┌──
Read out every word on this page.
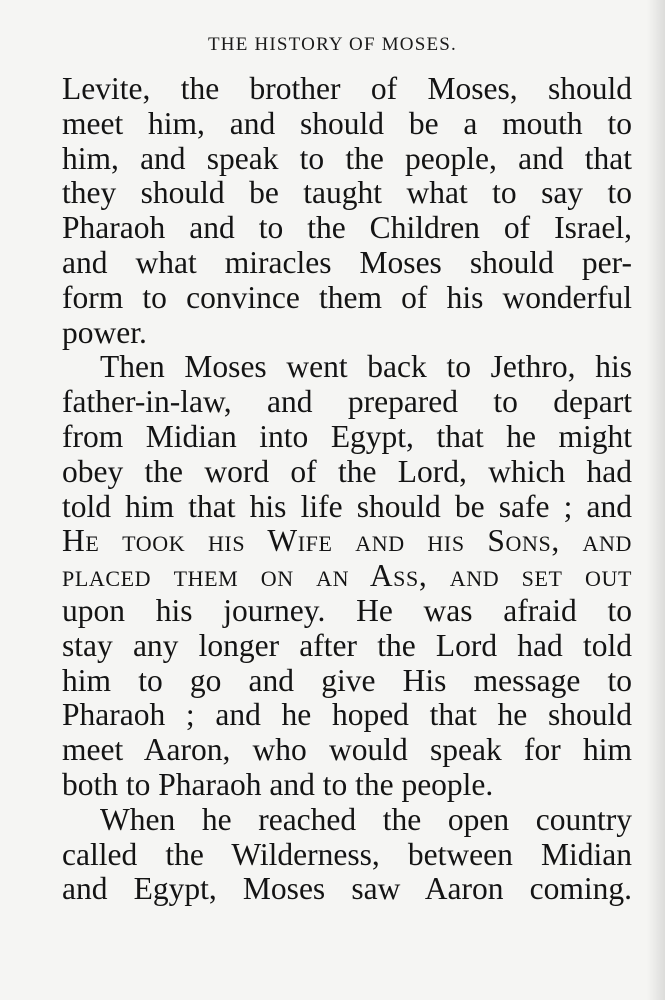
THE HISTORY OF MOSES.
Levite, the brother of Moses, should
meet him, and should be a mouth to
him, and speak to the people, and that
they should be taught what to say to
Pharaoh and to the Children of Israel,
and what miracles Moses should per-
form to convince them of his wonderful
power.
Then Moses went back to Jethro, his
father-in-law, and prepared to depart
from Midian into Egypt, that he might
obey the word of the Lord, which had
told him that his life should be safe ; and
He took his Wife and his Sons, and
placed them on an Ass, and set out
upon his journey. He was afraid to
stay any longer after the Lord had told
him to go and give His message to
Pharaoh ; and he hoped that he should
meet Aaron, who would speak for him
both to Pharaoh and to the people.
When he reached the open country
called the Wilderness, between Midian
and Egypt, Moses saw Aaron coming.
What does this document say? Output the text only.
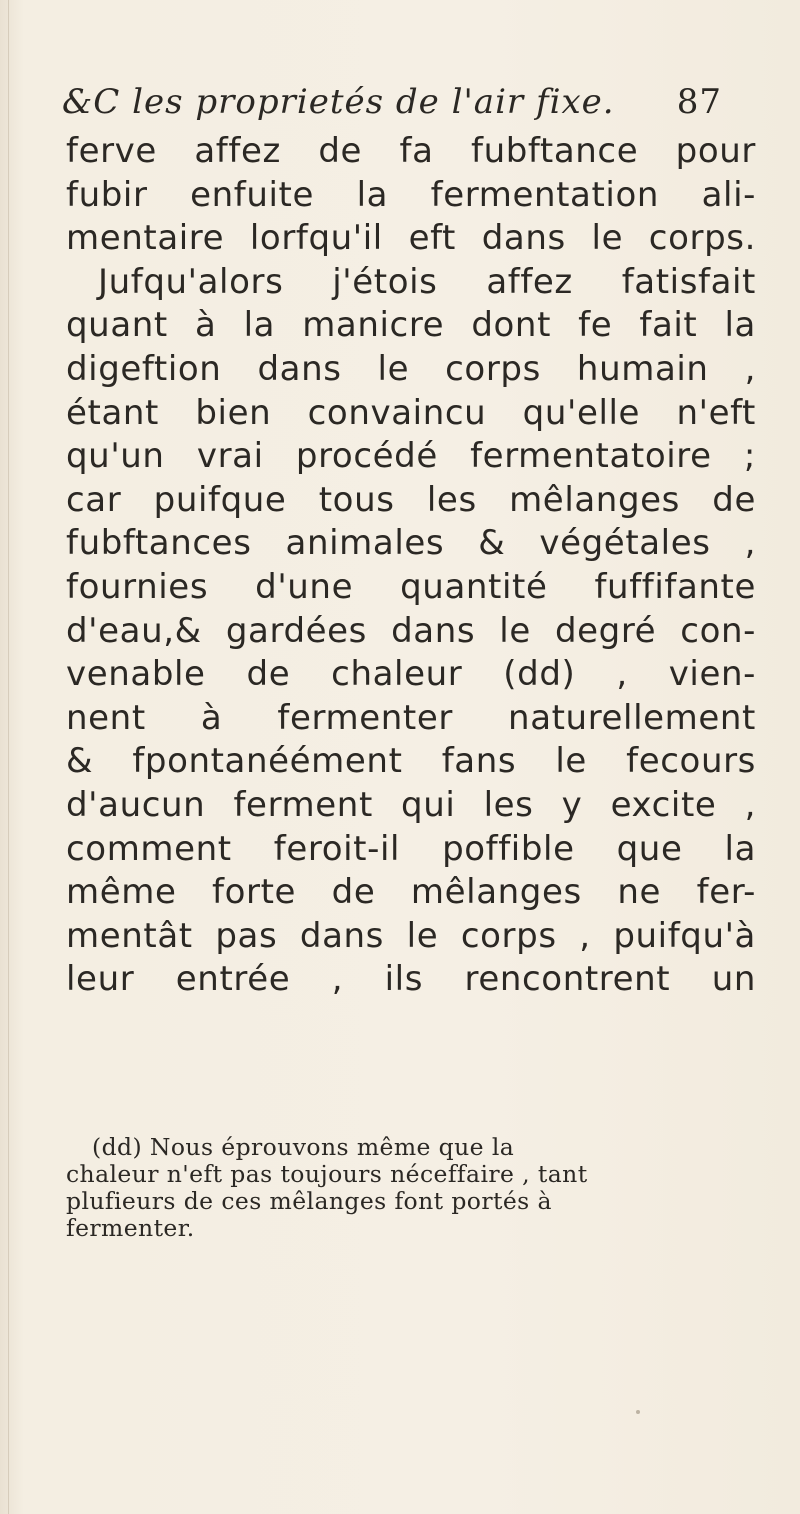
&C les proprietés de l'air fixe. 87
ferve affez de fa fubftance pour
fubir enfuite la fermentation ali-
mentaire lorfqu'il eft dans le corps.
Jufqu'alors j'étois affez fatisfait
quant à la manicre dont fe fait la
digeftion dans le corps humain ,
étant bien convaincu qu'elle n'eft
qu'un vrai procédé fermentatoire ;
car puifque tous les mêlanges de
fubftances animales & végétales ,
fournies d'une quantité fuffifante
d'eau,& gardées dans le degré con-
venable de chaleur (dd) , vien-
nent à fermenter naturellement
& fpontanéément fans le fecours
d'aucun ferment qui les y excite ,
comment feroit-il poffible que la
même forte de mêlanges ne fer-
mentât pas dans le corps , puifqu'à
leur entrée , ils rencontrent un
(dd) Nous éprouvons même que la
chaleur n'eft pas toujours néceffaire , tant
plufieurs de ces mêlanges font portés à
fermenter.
└──
┌──
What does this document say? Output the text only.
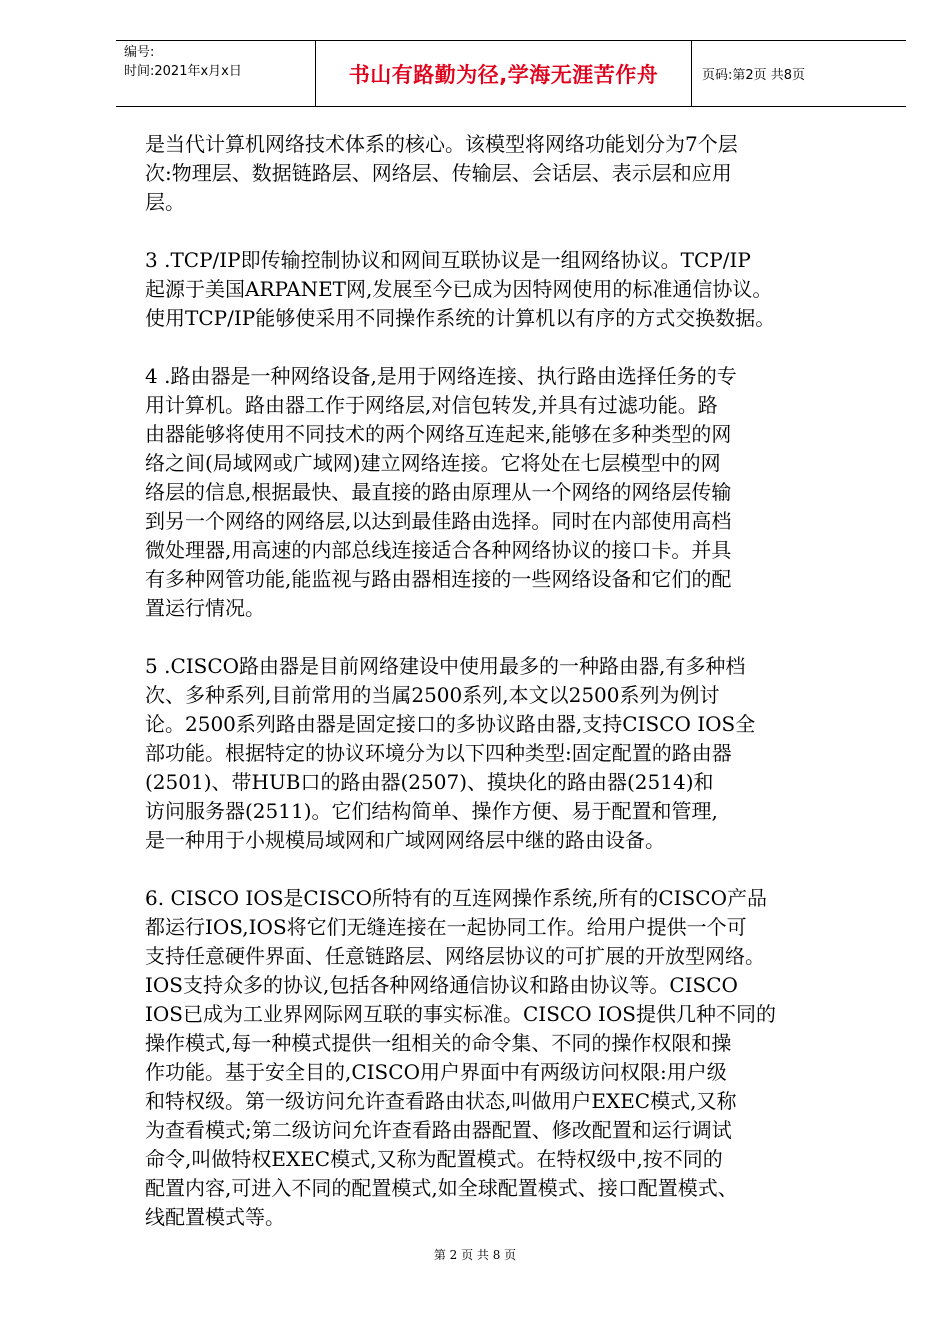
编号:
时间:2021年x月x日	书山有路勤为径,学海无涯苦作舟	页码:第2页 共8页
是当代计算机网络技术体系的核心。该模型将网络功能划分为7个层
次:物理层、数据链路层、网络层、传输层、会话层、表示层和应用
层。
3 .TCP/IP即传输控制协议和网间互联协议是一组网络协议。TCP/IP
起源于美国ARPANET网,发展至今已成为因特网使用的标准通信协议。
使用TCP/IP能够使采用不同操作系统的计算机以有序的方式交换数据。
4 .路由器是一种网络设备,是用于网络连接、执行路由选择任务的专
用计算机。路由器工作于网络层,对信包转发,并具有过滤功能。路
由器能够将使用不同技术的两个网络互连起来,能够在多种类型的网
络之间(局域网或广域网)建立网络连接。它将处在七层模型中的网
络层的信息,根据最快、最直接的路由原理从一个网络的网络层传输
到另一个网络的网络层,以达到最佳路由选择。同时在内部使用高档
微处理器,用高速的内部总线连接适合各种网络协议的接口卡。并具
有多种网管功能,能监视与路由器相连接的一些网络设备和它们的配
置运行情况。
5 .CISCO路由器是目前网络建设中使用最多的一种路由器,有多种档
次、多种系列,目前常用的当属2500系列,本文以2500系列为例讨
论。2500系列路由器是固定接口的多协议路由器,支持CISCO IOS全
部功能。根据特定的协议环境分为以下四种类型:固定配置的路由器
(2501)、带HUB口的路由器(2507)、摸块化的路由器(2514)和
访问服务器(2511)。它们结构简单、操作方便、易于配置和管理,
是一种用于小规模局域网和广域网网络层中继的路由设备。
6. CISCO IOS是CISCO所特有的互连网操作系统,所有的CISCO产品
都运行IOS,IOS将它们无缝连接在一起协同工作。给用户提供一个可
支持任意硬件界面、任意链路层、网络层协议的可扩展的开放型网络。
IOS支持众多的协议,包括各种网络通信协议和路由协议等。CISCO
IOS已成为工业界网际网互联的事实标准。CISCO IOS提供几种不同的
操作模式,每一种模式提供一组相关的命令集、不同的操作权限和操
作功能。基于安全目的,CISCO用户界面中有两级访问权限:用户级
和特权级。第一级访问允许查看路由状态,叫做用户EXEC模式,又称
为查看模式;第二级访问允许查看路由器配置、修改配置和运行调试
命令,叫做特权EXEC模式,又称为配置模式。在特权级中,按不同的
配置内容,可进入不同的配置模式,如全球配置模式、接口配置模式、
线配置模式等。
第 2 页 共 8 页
└──
┌──
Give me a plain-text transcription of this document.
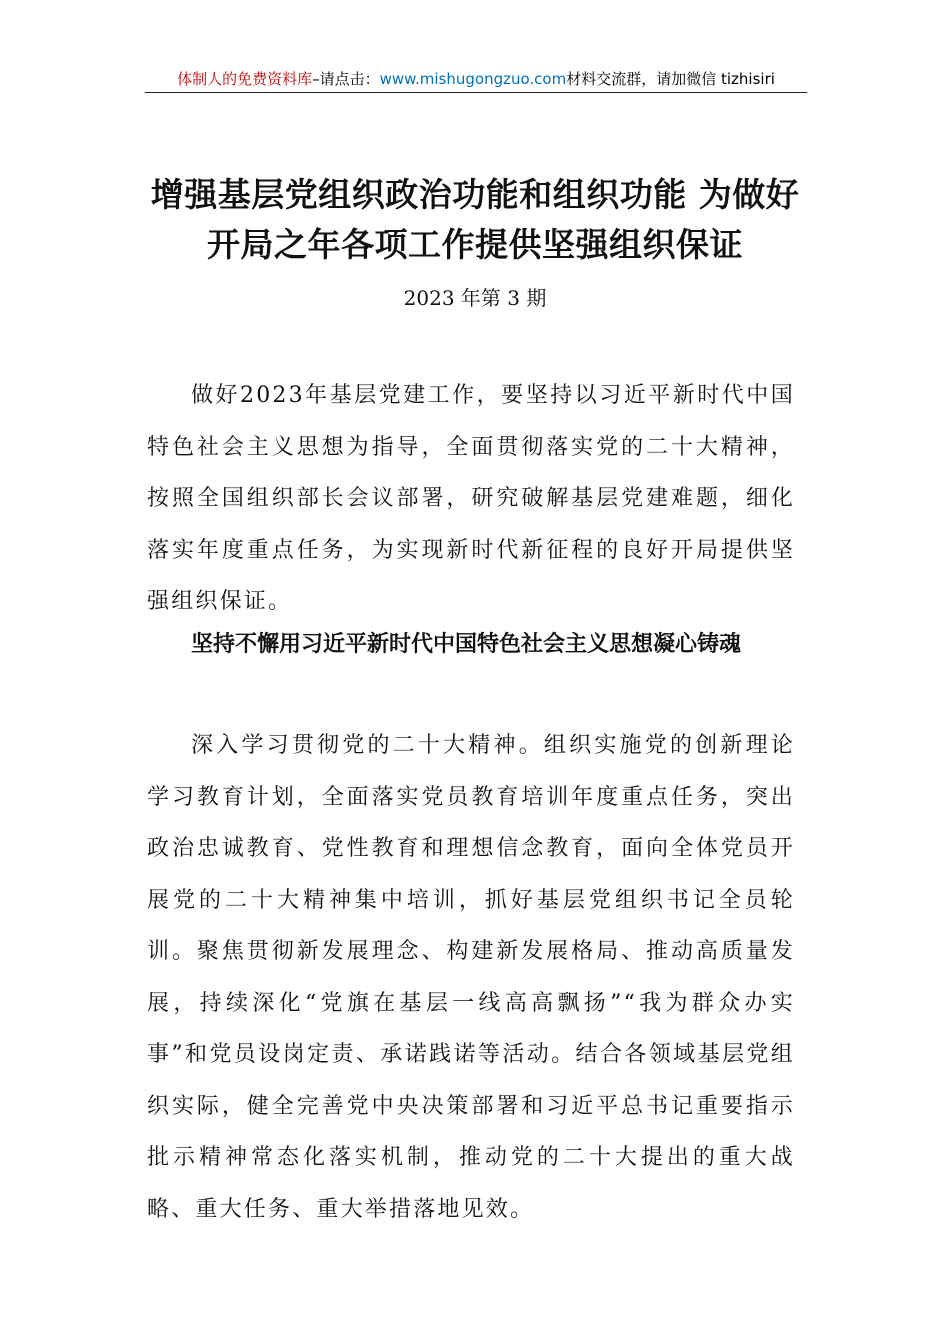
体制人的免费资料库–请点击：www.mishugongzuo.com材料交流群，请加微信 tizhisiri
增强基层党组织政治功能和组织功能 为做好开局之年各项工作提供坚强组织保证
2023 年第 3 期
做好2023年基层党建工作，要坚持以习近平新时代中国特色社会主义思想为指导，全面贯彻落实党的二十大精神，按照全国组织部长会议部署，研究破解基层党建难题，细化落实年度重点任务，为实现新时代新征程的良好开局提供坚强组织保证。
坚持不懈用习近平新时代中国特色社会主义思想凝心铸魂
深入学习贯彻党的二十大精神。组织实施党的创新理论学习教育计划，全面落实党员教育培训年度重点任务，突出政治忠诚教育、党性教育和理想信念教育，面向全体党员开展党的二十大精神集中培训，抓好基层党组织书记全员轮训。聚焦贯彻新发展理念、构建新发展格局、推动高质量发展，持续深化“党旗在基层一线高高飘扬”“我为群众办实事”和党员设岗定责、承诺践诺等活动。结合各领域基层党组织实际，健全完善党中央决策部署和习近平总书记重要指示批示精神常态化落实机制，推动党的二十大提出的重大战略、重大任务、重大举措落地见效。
└──
From the records above, report the count of lines containing "corps" and nothing more.

**Problem solution:**
3